### WHAT THE TASK REQUIRES
Report, as a bare number, how many lines hold "icon".

Figure data in JSON:
● ● ● ●

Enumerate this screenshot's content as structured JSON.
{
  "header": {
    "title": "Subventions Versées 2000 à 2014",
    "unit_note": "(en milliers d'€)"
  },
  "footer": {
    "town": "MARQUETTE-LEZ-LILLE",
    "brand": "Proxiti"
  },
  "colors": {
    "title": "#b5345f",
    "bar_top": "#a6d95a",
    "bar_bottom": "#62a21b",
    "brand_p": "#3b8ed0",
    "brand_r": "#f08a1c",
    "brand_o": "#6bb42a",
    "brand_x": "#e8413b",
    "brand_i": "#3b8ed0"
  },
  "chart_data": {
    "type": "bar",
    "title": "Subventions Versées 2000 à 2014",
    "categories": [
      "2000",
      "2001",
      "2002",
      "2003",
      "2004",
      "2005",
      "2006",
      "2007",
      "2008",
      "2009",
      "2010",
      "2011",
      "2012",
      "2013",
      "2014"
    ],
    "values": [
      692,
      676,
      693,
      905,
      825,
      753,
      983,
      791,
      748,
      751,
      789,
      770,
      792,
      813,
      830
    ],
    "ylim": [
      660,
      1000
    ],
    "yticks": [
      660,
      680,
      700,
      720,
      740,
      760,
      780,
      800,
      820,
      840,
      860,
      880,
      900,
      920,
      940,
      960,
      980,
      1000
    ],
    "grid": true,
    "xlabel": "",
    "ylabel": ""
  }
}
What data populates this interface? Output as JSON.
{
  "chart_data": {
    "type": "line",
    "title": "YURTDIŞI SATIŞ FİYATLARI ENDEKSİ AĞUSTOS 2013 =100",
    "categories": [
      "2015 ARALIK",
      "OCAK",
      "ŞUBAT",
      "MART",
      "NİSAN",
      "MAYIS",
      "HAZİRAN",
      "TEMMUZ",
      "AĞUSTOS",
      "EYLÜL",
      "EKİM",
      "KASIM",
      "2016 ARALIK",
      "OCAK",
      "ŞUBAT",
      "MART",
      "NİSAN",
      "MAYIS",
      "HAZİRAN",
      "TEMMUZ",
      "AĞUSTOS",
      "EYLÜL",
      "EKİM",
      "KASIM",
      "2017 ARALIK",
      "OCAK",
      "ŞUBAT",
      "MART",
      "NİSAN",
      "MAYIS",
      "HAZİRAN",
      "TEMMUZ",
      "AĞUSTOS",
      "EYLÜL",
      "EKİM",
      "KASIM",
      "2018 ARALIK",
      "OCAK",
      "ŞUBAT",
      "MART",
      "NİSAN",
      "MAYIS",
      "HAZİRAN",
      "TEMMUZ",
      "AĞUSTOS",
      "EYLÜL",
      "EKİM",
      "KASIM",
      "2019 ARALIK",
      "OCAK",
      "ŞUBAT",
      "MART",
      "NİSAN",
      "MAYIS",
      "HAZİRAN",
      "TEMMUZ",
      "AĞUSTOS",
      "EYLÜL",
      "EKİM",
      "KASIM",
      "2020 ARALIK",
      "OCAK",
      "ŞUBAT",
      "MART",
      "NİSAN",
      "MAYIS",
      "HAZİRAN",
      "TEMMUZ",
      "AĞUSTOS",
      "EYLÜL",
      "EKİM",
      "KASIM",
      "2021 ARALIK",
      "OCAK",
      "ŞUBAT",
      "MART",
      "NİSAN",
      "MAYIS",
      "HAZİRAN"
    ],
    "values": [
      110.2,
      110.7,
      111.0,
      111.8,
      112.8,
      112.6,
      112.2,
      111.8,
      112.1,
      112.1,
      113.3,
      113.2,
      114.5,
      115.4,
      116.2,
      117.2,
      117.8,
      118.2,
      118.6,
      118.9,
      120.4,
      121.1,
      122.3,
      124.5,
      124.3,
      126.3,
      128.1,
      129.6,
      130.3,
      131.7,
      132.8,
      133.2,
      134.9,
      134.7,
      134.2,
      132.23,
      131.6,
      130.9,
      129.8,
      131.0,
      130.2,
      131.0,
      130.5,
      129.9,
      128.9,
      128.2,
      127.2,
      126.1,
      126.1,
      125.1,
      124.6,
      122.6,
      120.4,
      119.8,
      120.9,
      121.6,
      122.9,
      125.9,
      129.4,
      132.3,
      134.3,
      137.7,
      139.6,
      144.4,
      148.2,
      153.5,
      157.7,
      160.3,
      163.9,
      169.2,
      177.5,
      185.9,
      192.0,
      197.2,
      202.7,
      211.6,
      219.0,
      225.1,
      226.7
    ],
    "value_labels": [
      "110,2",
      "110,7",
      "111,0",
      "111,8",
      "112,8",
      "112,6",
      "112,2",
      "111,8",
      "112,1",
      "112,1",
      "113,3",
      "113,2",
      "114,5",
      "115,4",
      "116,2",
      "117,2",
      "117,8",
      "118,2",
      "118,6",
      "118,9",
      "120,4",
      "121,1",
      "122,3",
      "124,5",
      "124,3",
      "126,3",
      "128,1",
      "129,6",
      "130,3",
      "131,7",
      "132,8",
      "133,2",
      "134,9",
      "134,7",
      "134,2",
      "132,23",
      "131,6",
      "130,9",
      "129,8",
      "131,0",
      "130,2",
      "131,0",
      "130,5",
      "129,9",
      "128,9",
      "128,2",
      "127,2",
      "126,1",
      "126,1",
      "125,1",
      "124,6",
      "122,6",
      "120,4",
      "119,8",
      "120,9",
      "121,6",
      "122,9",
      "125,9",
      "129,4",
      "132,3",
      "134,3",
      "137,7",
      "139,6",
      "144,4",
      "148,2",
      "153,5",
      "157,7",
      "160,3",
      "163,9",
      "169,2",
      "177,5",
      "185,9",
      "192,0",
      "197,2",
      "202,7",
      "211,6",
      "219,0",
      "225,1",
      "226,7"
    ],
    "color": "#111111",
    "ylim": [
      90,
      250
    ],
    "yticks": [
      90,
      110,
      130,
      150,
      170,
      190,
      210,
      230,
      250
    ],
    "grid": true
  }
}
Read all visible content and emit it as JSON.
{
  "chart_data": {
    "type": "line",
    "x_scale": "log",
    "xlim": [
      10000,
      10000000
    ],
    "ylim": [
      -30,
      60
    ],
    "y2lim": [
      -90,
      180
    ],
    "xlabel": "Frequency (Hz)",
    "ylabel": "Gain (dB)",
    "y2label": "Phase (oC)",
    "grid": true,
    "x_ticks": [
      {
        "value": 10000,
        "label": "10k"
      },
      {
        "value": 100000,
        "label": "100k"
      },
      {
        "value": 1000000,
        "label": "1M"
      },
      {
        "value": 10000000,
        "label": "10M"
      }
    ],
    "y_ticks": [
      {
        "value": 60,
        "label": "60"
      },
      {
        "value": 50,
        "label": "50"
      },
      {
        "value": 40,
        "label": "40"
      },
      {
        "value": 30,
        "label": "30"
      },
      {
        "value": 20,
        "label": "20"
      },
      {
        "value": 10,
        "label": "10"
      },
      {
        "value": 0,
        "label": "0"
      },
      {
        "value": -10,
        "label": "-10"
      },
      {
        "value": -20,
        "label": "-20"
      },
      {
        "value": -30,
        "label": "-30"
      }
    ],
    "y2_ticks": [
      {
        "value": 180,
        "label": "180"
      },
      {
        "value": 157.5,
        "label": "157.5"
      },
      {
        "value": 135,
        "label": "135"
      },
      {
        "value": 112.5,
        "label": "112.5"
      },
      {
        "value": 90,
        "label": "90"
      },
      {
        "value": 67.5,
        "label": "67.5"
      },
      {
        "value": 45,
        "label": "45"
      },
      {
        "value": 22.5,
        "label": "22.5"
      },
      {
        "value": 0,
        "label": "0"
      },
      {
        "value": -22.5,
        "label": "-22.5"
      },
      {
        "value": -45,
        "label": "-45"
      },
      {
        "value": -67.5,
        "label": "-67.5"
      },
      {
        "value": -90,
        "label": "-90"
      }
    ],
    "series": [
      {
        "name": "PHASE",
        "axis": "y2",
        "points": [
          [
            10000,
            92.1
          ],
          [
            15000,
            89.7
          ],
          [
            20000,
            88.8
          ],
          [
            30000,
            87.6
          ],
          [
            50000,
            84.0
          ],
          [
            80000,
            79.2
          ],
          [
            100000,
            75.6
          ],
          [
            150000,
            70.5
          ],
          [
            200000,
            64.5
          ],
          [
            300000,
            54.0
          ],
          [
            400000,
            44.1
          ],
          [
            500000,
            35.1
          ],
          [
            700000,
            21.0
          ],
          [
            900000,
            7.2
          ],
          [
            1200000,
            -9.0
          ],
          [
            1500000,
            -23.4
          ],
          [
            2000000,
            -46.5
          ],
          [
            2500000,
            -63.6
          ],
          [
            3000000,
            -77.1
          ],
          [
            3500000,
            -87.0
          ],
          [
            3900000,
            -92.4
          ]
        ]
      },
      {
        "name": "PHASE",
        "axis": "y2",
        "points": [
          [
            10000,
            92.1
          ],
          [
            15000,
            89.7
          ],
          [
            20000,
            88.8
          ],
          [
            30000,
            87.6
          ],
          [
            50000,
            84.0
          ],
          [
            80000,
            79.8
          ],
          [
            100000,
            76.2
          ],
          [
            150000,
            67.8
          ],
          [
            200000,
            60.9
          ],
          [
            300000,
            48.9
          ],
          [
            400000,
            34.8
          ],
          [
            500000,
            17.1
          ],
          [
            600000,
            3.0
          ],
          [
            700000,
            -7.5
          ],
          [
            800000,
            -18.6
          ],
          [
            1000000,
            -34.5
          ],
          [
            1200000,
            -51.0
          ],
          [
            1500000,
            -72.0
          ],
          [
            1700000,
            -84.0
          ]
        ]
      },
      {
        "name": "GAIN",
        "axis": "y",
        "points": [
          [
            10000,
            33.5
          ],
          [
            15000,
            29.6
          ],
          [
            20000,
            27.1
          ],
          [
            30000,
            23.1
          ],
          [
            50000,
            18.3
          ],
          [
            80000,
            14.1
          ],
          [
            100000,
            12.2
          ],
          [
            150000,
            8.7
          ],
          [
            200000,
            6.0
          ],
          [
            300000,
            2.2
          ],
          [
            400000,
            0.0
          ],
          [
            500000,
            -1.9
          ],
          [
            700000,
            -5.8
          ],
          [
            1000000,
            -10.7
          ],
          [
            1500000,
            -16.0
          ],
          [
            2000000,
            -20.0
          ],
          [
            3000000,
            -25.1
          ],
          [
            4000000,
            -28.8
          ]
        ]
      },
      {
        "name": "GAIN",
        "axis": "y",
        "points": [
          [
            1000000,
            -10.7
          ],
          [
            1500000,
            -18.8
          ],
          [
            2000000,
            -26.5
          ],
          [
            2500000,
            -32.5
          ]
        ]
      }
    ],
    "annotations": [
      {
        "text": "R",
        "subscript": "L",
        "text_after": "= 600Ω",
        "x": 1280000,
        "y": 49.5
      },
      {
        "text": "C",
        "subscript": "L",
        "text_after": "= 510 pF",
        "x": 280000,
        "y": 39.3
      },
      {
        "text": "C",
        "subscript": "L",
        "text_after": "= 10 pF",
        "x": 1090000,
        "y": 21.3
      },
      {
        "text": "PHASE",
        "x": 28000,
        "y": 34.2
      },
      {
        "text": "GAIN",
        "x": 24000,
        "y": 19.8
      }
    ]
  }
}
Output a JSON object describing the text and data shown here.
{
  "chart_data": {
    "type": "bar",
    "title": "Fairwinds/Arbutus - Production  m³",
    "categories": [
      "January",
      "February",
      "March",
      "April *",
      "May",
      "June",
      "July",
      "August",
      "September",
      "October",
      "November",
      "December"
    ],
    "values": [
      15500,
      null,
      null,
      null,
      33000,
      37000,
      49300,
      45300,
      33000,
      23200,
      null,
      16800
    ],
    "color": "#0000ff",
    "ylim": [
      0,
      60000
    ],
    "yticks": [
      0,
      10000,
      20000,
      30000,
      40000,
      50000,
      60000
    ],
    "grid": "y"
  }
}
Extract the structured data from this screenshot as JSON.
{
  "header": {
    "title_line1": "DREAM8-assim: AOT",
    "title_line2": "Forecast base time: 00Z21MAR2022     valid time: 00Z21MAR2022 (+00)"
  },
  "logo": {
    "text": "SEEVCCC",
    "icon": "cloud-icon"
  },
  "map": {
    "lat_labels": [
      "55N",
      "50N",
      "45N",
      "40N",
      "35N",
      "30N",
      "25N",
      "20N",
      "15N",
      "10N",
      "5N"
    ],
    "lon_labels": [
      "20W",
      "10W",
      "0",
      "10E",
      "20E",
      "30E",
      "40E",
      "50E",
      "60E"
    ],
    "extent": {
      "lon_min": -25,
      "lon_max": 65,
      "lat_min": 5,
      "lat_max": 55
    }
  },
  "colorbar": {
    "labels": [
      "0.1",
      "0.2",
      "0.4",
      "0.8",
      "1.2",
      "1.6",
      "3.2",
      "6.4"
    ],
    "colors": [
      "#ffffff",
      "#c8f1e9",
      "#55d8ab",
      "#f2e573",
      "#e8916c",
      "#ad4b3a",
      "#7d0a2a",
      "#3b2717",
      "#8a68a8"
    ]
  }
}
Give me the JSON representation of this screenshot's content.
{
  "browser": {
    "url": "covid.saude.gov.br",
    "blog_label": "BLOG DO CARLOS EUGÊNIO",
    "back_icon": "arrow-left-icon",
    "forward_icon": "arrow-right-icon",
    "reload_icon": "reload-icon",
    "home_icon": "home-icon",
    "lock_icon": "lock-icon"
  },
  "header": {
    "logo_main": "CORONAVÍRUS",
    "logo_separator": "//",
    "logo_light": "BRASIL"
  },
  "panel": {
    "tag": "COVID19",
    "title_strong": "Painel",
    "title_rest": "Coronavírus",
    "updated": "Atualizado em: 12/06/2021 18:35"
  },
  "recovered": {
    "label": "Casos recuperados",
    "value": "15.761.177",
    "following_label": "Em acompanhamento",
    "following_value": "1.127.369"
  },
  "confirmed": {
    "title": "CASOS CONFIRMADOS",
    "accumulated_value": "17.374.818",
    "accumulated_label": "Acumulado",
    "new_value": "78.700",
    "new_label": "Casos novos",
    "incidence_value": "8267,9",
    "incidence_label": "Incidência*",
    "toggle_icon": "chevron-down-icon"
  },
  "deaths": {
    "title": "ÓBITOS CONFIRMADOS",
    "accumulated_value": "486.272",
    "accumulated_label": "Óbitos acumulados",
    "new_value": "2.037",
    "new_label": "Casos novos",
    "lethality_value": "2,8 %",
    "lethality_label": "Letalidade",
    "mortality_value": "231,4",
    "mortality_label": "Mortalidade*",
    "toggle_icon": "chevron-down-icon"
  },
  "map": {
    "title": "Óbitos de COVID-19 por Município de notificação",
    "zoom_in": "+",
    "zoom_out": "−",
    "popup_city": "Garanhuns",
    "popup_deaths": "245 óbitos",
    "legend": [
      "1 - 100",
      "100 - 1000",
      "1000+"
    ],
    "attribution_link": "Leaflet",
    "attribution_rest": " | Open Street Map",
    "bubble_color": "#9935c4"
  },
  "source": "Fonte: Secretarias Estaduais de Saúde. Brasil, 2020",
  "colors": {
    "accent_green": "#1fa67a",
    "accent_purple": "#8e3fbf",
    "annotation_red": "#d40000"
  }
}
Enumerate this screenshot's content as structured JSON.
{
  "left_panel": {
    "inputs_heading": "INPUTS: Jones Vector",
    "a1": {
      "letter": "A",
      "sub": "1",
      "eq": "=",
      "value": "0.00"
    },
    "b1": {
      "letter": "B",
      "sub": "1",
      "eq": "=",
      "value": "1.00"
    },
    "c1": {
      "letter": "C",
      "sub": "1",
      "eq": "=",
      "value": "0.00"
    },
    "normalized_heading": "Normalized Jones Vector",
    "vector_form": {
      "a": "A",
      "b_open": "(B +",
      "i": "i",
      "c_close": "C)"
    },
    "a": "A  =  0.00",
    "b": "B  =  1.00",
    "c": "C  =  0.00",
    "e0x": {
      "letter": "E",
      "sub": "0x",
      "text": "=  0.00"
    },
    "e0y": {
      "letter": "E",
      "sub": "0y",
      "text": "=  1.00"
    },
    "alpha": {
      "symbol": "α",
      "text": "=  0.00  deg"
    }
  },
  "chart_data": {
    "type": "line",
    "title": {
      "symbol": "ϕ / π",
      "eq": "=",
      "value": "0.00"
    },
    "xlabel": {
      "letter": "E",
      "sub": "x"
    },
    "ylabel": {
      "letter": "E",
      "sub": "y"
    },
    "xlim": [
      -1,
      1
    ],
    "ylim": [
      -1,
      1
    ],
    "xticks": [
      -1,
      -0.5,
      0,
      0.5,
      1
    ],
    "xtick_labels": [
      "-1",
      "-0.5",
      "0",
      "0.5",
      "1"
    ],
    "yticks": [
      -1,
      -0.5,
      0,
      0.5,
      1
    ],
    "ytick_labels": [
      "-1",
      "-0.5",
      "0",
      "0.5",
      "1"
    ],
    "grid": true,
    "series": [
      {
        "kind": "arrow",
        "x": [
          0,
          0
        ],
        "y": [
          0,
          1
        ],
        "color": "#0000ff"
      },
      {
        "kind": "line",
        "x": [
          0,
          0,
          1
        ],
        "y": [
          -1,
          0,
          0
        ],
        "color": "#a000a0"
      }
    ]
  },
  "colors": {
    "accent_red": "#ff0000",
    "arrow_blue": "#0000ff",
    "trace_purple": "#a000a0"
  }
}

● ● ● ●

### OUTPUT FOR THIS TASK
8